▶ _SET OF TASKS_
A: In the passage on AI costs, what set off the companies' collective action?
B: Reproduce the section of the passage on AI costs that opens with the words containing "A chilling industry" and closes with "expanding AI applications.".

▶ _SELECTED EXTRACT_
───

A chilling industry trend of "uncontrolled AI costs" is spreading through Silicon Valley and the global tech community. From Atlassian and Adobe to Amazon, more and more top companies are starting to slow down internal AI usage, even banning employees from using the most advanced flagship models, and forcing a switch to lower-cost alternatives.

This collective action was triggered by a drastic change in AI providers' billing models. As companies move from fixed annual fees to expensive pay-as-you-go pricing, AI call costs have skyrocketed. According to leaked internal data, at least one company's monthly AI expenses have surged to three times the original amount, with monthly bills exceeding $15 million. Faced with this heavy financial pressure, companies are now re-evaluating the cost of blindly expanding AI applications.

───

Extracted records
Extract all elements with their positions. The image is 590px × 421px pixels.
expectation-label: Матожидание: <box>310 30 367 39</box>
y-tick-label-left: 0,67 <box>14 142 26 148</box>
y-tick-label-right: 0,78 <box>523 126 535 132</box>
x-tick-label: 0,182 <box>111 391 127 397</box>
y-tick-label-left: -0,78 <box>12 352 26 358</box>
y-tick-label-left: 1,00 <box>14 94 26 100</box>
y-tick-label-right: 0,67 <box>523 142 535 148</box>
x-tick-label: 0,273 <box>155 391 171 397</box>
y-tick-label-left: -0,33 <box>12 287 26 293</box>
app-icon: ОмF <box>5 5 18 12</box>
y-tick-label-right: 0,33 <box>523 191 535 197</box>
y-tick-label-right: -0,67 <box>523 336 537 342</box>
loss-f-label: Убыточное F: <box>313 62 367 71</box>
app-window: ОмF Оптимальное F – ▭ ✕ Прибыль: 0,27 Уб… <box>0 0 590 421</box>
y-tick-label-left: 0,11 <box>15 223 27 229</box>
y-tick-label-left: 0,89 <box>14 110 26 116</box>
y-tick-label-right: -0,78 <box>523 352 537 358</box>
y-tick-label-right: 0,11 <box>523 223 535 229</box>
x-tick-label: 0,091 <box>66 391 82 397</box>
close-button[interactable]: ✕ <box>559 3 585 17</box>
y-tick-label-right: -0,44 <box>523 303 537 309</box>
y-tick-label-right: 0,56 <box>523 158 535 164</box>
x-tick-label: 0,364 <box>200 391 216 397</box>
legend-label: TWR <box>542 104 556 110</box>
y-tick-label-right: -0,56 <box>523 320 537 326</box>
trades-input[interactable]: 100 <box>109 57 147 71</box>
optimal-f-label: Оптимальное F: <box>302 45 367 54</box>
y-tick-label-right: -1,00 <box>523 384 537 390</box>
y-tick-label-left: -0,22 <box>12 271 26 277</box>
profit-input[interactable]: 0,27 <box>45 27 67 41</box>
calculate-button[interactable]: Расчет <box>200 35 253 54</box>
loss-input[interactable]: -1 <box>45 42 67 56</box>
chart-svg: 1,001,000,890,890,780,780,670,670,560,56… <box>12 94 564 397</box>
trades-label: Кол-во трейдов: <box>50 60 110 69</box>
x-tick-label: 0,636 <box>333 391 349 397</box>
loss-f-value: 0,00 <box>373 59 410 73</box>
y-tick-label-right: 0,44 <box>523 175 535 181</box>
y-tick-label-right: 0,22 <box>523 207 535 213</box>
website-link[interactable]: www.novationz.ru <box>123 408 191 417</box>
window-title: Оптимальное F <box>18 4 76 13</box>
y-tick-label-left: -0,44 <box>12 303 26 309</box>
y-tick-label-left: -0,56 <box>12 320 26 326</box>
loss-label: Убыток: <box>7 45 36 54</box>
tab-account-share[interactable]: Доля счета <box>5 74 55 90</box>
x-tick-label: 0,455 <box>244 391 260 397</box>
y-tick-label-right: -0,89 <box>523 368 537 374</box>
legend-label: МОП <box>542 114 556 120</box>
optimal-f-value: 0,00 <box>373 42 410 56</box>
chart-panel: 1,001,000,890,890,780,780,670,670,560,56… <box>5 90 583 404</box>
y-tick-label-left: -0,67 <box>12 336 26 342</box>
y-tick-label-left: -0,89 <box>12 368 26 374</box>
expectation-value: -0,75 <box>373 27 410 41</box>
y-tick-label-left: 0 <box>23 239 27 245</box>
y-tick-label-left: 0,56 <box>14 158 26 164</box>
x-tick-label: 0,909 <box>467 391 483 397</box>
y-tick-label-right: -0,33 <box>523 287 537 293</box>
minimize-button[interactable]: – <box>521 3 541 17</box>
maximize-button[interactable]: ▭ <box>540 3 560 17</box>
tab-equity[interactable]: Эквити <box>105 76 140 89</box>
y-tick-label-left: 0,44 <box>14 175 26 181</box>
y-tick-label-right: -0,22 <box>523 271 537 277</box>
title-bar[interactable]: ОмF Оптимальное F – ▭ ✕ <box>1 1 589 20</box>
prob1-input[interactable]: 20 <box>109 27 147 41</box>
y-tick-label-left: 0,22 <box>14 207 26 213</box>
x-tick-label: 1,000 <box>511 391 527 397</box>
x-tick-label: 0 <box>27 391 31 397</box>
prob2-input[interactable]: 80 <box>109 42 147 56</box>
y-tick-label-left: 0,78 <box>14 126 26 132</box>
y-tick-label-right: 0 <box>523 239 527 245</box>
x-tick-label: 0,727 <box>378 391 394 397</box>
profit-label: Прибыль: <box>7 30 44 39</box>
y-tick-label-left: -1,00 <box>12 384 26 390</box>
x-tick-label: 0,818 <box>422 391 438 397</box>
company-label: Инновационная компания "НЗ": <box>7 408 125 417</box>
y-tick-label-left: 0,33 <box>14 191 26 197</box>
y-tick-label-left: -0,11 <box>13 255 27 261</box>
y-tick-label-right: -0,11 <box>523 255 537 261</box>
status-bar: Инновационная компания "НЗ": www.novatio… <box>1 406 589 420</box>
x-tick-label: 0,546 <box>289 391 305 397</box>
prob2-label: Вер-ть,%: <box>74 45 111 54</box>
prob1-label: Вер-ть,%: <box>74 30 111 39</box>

───

▶ _RESPONSES_
A: A drastic change in AI providers' billing models.

B:
A chilling industry trend of "uncontrolled AI costs" is spreading through Silicon Valley and the global tech community. From Atlassian and Adobe to Amazon, more and more top companies are starting to slow down internal AI usage, even banning employees from using the most advanced flagship models, and forcing a switch to lower-cost alternatives.

This collective action was triggered by a drastic change in AI providers' billing models. As companies move from fixed annual fees to expensive pay-as-you-go pricing, AI call costs have skyrocketed. According to leaked internal data, at least one company's monthly AI expenses have surged to three times the original amount, with monthly bills exceeding $15 million. Faced with this heavy financial pressure, companies are now re-evaluating the cost of blindly expanding AI applications.